Repeat the whole listing exactly.

(Figure content listings)
-=-=-
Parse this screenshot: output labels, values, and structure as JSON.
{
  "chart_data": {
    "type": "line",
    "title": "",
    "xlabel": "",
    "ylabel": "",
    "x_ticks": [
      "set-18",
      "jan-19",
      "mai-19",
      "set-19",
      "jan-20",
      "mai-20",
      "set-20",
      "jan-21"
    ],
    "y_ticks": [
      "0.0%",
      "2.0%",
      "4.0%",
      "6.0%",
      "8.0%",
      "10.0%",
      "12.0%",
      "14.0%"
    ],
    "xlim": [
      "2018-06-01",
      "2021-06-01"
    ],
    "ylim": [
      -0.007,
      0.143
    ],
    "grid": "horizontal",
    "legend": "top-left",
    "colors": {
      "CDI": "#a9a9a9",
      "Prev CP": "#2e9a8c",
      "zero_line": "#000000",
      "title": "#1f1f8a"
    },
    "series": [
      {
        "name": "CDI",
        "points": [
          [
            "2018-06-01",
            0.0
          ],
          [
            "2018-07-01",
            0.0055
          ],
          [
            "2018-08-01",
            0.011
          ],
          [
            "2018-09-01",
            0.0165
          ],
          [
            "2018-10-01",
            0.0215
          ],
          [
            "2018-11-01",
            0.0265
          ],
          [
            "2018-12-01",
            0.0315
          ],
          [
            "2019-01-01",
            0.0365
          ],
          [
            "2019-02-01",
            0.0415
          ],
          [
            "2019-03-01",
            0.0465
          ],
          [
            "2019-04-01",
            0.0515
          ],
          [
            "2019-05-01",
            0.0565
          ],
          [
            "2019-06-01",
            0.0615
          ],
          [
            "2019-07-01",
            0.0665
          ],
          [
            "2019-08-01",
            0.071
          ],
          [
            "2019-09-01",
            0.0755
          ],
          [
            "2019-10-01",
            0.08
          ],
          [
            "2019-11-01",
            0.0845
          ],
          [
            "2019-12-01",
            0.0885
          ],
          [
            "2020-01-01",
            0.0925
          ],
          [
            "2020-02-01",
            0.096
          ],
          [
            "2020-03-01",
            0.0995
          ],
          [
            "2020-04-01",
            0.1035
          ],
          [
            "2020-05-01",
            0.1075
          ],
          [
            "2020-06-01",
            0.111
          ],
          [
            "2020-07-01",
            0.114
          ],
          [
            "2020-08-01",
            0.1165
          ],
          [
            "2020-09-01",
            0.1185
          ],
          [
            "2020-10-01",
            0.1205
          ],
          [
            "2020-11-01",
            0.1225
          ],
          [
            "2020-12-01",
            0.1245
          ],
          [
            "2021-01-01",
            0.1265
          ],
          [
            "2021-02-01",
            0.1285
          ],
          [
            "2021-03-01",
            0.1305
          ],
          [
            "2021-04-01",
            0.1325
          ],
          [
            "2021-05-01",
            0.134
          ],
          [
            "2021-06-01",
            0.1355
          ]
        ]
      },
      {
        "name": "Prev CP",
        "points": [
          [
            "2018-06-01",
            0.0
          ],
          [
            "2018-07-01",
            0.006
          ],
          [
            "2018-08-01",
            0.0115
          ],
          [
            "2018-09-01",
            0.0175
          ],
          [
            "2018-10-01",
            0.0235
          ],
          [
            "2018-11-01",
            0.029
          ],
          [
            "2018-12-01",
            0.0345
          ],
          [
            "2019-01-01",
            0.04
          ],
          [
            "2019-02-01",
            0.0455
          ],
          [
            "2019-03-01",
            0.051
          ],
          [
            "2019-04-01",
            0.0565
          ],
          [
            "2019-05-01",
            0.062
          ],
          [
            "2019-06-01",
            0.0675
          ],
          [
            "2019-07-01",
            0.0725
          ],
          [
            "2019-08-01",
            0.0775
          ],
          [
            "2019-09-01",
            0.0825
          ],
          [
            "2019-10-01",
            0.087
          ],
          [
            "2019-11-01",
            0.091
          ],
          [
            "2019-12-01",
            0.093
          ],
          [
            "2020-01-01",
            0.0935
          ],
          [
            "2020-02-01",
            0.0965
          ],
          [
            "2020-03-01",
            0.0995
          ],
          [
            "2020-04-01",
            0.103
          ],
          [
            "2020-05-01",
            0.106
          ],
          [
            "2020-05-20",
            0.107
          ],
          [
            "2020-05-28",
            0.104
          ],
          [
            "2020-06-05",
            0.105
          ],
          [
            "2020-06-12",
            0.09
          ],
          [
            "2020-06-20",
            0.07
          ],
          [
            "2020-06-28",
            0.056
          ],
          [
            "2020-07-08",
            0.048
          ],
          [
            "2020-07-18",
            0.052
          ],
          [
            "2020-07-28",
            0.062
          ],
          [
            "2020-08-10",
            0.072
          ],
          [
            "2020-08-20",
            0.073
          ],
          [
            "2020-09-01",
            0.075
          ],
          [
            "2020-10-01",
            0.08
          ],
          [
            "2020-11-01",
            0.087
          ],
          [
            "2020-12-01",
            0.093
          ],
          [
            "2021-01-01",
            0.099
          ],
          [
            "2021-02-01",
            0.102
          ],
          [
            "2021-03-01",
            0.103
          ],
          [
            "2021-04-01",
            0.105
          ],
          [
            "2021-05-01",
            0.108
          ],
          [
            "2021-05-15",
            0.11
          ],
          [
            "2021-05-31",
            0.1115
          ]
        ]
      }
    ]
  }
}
-=-=-
● EXERCISE RESPONSE:
Parse this screenshot: output labels, values, and structure as JSON.
{
  "chart_data": {
    "type": "line",
    "title": "",
    "xlabel": "",
    "ylabel": "",
    "x_ticks": [
      "set-18",
      "jan-19",
      "mai-19",
      "set-19",
      "jan-20",
      "mai-20",
      "set-20",
      "jan-21"
    ],
    "y_ticks": [
      "0.0%",
      "2.0%",
      "4.0%",
      "6.0%",
      "8.0%",
      "10.0%",
      "12.0%",
      "14.0%"
    ],
    "xlim": [
      "2018-06-01",
      "2021-06-01"
    ],
    "ylim": [
      -0.007,
      0.143
    ],
    "grid": "horizontal",
    "legend": "top-left",
    "colors": {
      "CDI": "#a9a9a9",
      "Prev CP": "#2e9a8c",
      "zero_line": "#000000",
      "title": "#1f1f8a"
    },
    "series": [
      {
        "name": "CDI",
        "points": [
          [
            "2018-06-01",
            0.0
          ],
          [
            "2018-07-01",
            0.0055
          ],
          [
            "2018-08-01",
            0.011
          ],
          [
            "2018-09-01",
            0.0165
          ],
          [
            "2018-10-01",
            0.0215
          ],
          [
            "2018-11-01",
            0.0265
          ],
          [
            "2018-12-01",
            0.0315
          ],
          [
            "2019-01-01",
            0.0365
          ],
          [
            "2019-02-01",
            0.0415
          ],
          [
            "2019-03-01",
            0.0465
          ],
          [
            "2019-04-01",
            0.0515
          ],
          [
            "2019-05-01",
            0.0565
          ],
          [
            "2019-06-01",
            0.0615
          ],
          [
            "2019-07-01",
            0.0665
          ],
          [
            "2019-08-01",
            0.071
          ],
          [
            "2019-09-01",
            0.0755
          ],
          [
            "2019-10-01",
            0.08
          ],
          [
            "2019-11-01",
            0.0845
          ],
          [
            "2019-12-01",
            0.0885
          ],
          [
            "2020-01-01",
            0.0925
          ],
          [
            "2020-02-01",
            0.096
          ],
          [
            "2020-03-01",
            0.0995
          ],
          [
            "2020-04-01",
            0.1035
          ],
          [
            "2020-05-01",
            0.1075
          ],
          [
            "2020-06-01",
            0.111
          ],
          [
            "2020-07-01",
            0.114
          ],
          [
            "2020-08-01",
            0.1165
          ],
          [
            "2020-09-01",
            0.1185
          ],
          [
            "2020-10-01",
            0.1205
          ],
          [
            "2020-11-01",
            0.1225
          ],
          [
            "2020-12-01",
            0.1245
          ],
          [
            "2021-01-01",
            0.1265
          ],
          [
            "2021-02-01",
            0.1285
          ],
          [
            "2021-03-01",
            0.1305
          ],
          [
            "2021-04-01",
            0.1325
          ],
          [
            "2021-05-01",
            0.134
          ],
          [
            "2021-06-01",
            0.1355
          ]
        ]
      },
      {
        "name": "Prev CP",
        "points": [
          [
            "2018-06-01",
            0.0
          ],
          [
            "2018-07-01",
            0.006
          ],
          [
            "2018-08-01",
            0.0115
          ],
          [
            "2018-09-01",
            0.0175
          ],
          [
            "2018-10-01",
            0.0235
          ],
          [
            "2018-11-01",
            0.029
          ],
          [
            "2018-12-01",
            0.0345
          ],
          [
            "2019-01-01",
            0.04
          ],
          [
            "2019-02-01",
            0.0455
          ],
          [
            "2019-03-01",
            0.051
          ],
          [
            "2019-04-01",
            0.0565
          ],
          [
            "2019-05-01",
            0.062
          ],
          [
            "2019-06-01",
            0.0675
          ],
          [
            "2019-07-01",
            0.0725
          ],
          [
            "2019-08-01",
            0.0775
          ],
          [
            "2019-09-01",
            0.0825
          ],
          [
            "2019-10-01",
            0.087
          ],
          [
            "2019-11-01",
            0.091
          ],
          [
            "2019-12-01",
            0.093
          ],
          [
            "2020-01-01",
            0.0935
          ],
          [
            "2020-02-01",
            0.0965
          ],
          [
            "2020-03-01",
            0.0995
          ],
          [
            "2020-04-01",
            0.103
          ],
          [
            "2020-05-01",
            0.106
          ],
          [
            "2020-05-20",
            0.107
          ],
          [
            "2020-05-28",
            0.104
          ],
          [
            "2020-06-05",
            0.105
          ],
          [
            "2020-06-12",
            0.09
          ],
          [
            "2020-06-20",
            0.07
          ],
          [
            "2020-06-28",
            0.056
          ],
          [
            "2020-07-08",
            0.048
          ],
          [
            "2020-07-18",
            0.052
          ],
          [
            "2020-07-28",
            0.062
          ],
          [
            "2020-08-10",
            0.072
          ],
          [
            "2020-08-20",
            0.073
          ],
          [
            "2020-09-01",
            0.075
          ],
          [
            "2020-10-01",
            0.08
          ],
          [
            "2020-11-01",
            0.087
          ],
          [
            "2020-12-01",
            0.093
          ],
          [
            "2021-01-01",
            0.099
          ],
          [
            "2021-02-01",
            0.102
          ],
          [
            "2021-03-01",
            0.103
          ],
          [
            "2021-04-01",
            0.105
          ],
          [
            "2021-05-01",
            0.108
          ],
          [
            "2021-05-15",
            0.11
          ],
          [
            "2021-05-31",
            0.1115
          ]
        ]
      }
    ]
  }
}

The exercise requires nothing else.